* EXERCISE:
Your task is to copy every line of the entries that contains "团结统一".

(Stored entries)

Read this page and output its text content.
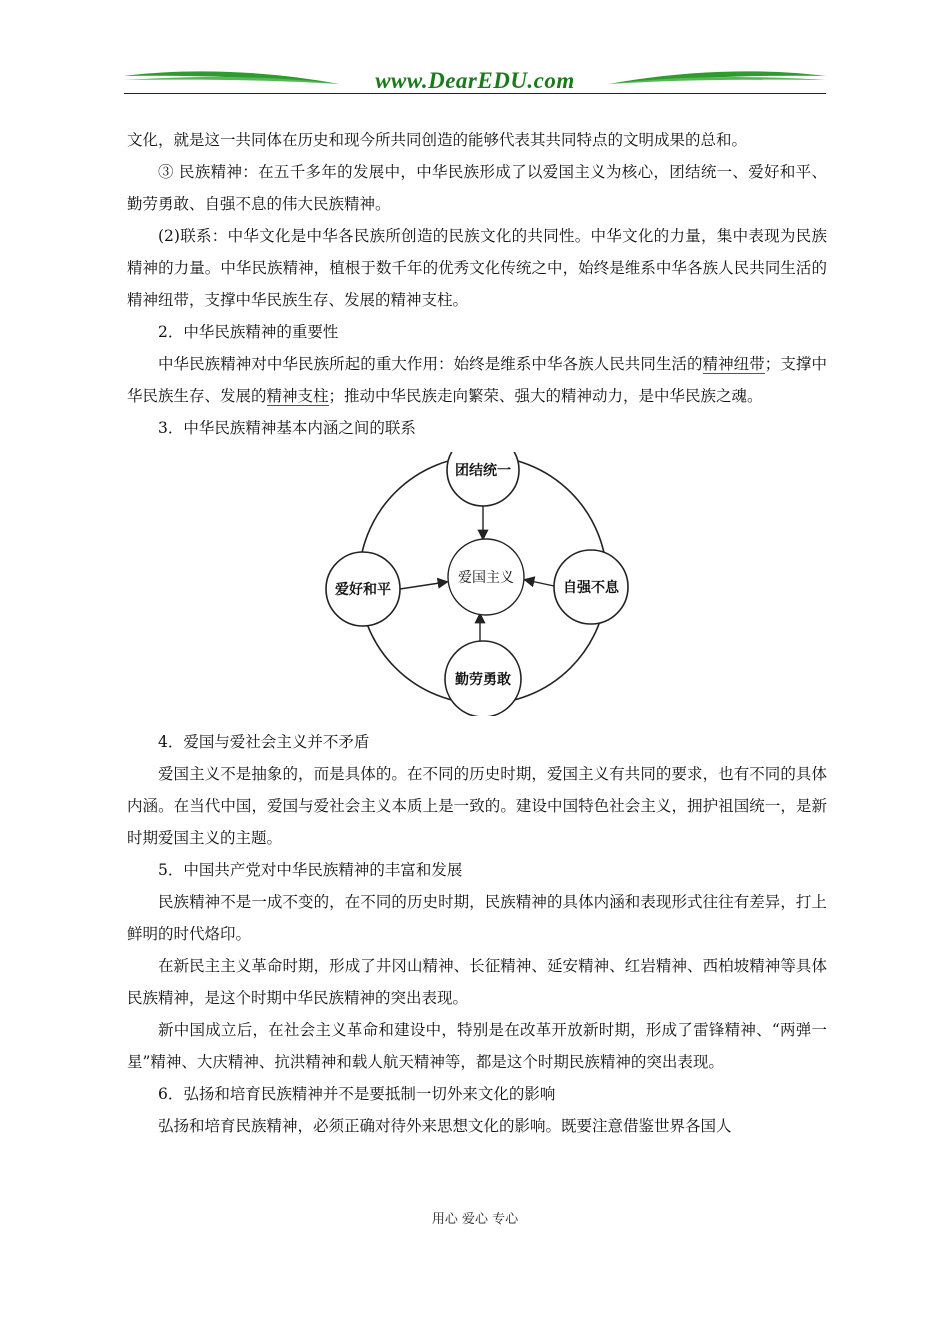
www.DearEDU.com

文化，就是这一共同体在历史和现今所共同创造的能够代表其共同特点的文明成果的总和。

③ 民族精神：在五千多年的发展中，中华民族形成了以爱国主义为核心，团结统一、爱好和平、勤劳勇敢、自强不息的伟大民族精神。

(2)联系：中华文化是中华各民族所创造的民族文化的共同性。中华文化的力量，集中表现为民族精神的力量。中华民族精神，植根于数千年的优秀文化传统之中，始终是维系中华各族人民共同生活的精神纽带，支撑中华民族生存、发展的精神支柱。

2．中华民族精神的重要性

中华民族精神对中华民族所起的重大作用：始终是维系中华各族人民共同生活的精神纽带；支撑中华民族生存、发展的精神支柱；推动中华民族走向繁荣、强大的精神动力，是中华民族之魂。

3．中华民族精神基本内涵之间的联系

团结统一
爱好和平	自强不息
勤劳勇敢
爱国主义

4．爱国与爱社会主义并不矛盾

爱国主义不是抽象的，而是具体的。在不同的历史时期，爱国主义有共同的要求，也有不同的具体内涵。在当代中国，爱国与爱社会主义本质上是一致的。建设中国特色社会主义，拥护祖国统一，是新时期爱国主义的主题。

5．中国共产党对中华民族精神的丰富和发展

民族精神不是一成不变的，在不同的历史时期，民族精神的具体内涵和表现形式往往有差异，打上鲜明的时代烙印。

在新民主主义革命时期，形成了井冈山精神、长征精神、延安精神、红岩精神、西柏坡精神等具体民族精神，是这个时期中华民族精神的突出表现。

新中国成立后，在社会主义革命和建设中，特别是在改革开放新时期，形成了雷锋精神、“两弹一星”精神、大庆精神、抗洪精神和载人航天精神等，都是这个时期民族精神的突出表现。

6．弘扬和培育民族精神并不是要抵制一切外来文化的影响

弘扬和培育民族精神，必须正确对待外来思想文化的影响。既要注意借鉴世界各国人

用心 爱心 专心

* RESULT:
③ 民族精神：在五千多年的发展中，中华民族形成了以爱国主义为核心，团结统一、爱好和平、勤劳勇敢、自强不息的伟大民族精神。
团结统一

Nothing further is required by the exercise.